> [TASK TO CARRY OUT]: Go over each line of the entries below, count those with "HYDROCHLORIDE", and give only the count.

> [DATA TO PROCESS]:
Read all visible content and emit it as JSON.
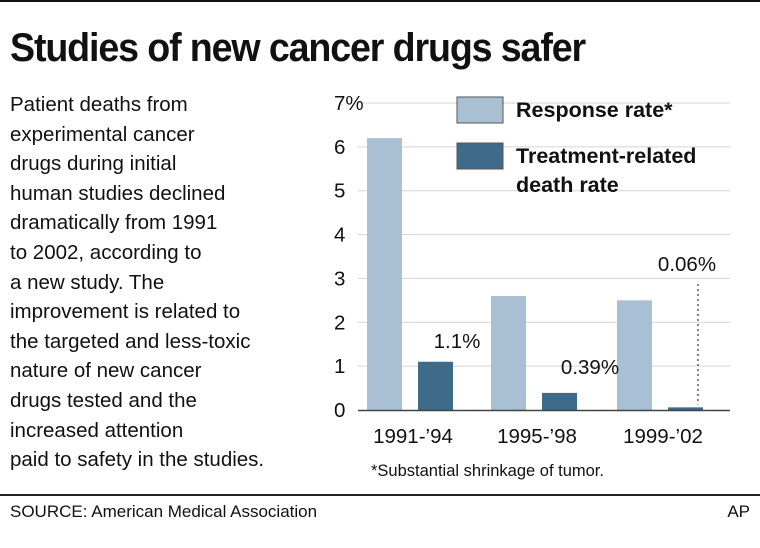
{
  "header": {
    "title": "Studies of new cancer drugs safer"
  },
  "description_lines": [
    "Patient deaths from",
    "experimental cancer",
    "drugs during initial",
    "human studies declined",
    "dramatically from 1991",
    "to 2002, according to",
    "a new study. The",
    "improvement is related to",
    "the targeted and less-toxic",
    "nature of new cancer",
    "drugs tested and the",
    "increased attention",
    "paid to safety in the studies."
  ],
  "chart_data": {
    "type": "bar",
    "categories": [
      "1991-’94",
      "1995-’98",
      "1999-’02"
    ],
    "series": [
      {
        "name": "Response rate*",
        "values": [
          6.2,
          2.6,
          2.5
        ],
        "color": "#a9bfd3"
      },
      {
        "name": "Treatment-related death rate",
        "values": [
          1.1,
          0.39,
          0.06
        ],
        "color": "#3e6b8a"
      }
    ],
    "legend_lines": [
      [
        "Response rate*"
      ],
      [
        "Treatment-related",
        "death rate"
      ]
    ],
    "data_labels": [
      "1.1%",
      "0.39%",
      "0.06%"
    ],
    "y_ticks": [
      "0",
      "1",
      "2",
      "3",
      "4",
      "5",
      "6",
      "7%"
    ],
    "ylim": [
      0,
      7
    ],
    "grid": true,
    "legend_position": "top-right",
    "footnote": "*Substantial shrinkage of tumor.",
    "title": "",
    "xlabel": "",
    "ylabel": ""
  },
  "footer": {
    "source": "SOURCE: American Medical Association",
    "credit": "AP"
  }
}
* * *
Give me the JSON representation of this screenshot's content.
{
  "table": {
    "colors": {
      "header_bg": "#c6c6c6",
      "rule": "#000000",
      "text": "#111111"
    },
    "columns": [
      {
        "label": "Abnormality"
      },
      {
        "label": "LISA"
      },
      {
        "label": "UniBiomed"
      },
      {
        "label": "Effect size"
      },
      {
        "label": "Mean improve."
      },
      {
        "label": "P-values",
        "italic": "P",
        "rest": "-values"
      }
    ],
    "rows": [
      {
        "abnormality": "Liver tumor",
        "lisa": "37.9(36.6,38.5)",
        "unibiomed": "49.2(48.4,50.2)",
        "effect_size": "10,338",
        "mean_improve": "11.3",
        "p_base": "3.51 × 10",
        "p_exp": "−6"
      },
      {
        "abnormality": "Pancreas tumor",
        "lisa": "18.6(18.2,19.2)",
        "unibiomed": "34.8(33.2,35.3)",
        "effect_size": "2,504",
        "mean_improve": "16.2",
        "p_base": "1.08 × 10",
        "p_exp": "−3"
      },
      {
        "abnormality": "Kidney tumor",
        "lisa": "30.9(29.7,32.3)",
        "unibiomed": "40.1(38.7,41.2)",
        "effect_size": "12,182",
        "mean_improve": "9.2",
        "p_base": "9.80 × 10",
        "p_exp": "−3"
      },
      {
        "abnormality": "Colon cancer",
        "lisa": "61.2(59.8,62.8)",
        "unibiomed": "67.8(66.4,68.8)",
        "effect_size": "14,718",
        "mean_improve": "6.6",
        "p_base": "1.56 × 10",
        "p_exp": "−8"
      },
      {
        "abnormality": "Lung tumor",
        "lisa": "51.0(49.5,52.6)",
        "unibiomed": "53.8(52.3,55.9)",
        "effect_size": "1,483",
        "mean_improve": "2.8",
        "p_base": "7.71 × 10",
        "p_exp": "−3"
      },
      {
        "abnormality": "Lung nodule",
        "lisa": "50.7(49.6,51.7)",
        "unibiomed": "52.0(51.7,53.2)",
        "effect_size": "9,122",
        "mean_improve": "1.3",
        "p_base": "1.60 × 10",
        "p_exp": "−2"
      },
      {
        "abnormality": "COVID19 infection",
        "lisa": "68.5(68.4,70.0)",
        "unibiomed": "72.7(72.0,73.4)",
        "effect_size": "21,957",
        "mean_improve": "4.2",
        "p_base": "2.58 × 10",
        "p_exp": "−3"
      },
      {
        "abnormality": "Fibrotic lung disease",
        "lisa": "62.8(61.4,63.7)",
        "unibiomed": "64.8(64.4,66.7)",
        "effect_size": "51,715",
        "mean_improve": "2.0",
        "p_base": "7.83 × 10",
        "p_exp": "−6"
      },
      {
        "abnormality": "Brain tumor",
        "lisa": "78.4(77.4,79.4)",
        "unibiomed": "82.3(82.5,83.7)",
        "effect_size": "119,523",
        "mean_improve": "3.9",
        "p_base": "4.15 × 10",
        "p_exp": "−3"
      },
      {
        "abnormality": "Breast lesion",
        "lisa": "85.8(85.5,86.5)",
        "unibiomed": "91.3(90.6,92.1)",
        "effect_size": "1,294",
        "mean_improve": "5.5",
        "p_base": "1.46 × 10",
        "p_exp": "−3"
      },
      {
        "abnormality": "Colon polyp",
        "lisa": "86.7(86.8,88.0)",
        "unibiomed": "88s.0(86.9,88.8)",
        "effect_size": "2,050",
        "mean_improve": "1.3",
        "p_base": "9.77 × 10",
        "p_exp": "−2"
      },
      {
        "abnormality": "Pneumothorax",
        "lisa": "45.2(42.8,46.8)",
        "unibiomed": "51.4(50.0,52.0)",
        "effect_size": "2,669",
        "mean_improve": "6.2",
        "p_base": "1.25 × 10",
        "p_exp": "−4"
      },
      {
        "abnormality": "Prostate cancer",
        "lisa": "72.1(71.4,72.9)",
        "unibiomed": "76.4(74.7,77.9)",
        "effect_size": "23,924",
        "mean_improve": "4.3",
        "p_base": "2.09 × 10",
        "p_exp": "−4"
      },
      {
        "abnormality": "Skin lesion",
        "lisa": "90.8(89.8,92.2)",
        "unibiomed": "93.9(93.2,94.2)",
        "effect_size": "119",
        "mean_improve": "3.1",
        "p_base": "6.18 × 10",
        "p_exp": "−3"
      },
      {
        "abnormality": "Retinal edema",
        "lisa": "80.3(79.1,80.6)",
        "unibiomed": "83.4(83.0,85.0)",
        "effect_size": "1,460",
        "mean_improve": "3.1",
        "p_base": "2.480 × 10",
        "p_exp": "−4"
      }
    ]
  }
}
* * *
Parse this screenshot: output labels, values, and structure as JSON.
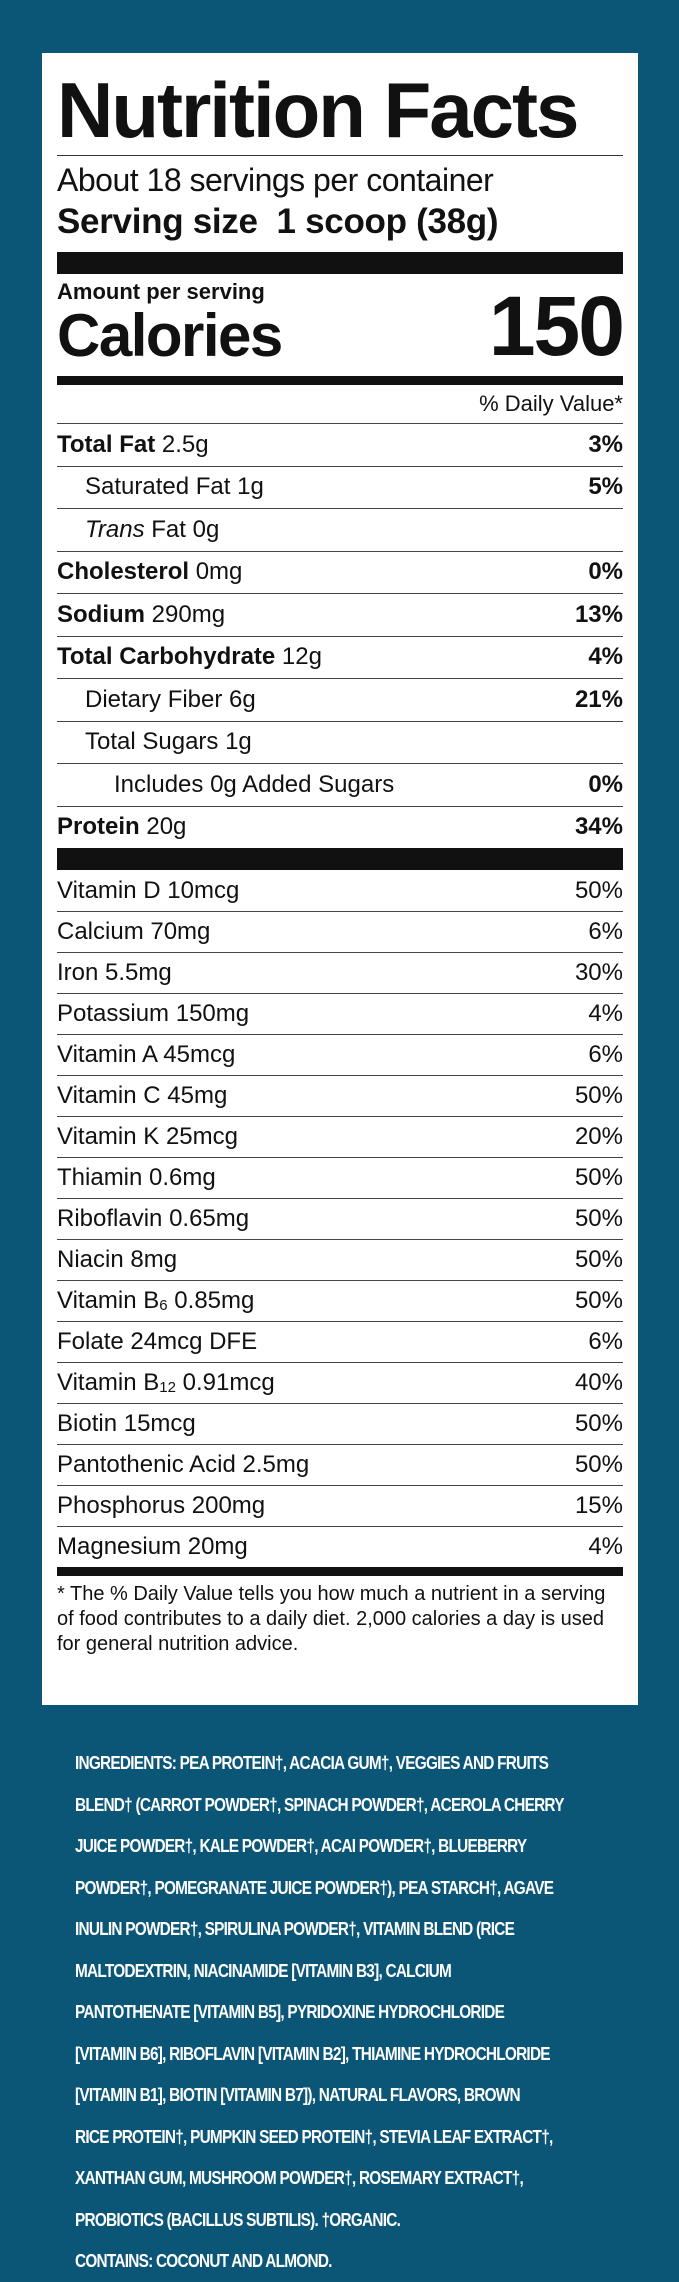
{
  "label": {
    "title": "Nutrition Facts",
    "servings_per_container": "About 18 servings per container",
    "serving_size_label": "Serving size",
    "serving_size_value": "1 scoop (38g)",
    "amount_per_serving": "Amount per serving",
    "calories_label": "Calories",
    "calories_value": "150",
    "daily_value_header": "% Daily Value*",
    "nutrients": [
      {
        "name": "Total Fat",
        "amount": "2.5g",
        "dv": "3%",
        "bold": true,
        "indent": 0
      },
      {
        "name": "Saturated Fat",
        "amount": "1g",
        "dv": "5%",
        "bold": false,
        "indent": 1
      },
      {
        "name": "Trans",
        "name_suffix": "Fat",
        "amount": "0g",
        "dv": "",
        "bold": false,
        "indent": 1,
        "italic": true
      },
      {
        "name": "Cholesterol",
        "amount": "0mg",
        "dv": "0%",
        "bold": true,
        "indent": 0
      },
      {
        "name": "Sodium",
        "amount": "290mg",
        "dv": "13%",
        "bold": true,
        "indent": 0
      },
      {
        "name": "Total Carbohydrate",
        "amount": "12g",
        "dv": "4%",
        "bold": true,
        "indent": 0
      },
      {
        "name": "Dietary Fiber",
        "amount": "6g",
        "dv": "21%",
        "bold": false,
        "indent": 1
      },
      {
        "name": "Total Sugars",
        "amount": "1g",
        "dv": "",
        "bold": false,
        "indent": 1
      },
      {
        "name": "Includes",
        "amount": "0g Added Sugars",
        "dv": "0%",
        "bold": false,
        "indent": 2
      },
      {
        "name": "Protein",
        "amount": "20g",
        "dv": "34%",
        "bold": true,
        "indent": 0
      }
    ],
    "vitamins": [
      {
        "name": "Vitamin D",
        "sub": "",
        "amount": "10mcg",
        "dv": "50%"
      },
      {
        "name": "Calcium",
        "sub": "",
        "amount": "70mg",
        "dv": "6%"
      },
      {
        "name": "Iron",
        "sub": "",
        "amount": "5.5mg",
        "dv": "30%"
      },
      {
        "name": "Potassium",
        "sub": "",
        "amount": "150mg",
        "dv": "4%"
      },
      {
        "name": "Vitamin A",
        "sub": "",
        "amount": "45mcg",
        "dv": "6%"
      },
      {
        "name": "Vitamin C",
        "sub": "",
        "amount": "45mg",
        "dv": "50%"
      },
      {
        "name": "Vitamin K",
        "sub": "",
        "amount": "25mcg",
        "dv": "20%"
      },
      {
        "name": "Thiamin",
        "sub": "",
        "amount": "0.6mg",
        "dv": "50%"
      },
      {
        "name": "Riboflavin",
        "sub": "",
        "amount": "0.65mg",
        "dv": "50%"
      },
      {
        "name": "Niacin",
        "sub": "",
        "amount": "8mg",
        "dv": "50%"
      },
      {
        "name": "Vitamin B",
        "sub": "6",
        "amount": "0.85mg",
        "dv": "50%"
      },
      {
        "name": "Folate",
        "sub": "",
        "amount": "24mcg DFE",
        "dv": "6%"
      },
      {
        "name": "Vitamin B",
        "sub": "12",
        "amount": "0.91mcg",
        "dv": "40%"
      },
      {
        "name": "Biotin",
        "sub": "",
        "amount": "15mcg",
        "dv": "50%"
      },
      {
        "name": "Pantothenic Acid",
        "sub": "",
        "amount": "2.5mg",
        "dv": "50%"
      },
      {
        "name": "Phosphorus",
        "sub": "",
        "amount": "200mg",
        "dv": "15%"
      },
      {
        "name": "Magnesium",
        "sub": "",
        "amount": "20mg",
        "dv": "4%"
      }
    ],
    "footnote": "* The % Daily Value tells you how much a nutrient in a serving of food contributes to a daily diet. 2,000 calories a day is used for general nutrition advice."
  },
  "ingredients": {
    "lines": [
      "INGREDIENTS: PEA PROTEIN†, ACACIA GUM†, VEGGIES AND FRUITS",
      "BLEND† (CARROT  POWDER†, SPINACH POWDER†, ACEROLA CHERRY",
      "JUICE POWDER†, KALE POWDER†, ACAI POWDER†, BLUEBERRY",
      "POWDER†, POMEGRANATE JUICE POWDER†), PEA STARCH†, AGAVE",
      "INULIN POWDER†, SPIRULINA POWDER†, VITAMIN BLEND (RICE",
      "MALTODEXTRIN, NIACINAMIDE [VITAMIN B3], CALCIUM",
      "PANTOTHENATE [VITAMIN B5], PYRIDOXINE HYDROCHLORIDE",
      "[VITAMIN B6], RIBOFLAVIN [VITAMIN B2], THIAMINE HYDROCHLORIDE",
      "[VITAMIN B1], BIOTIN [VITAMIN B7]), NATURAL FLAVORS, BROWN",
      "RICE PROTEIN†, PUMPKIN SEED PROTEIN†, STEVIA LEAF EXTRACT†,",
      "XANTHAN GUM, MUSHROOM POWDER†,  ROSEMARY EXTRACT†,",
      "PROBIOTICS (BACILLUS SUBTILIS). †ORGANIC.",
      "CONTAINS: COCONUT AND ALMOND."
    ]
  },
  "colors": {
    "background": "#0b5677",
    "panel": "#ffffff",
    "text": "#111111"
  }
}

> [TASK RESULT]: 2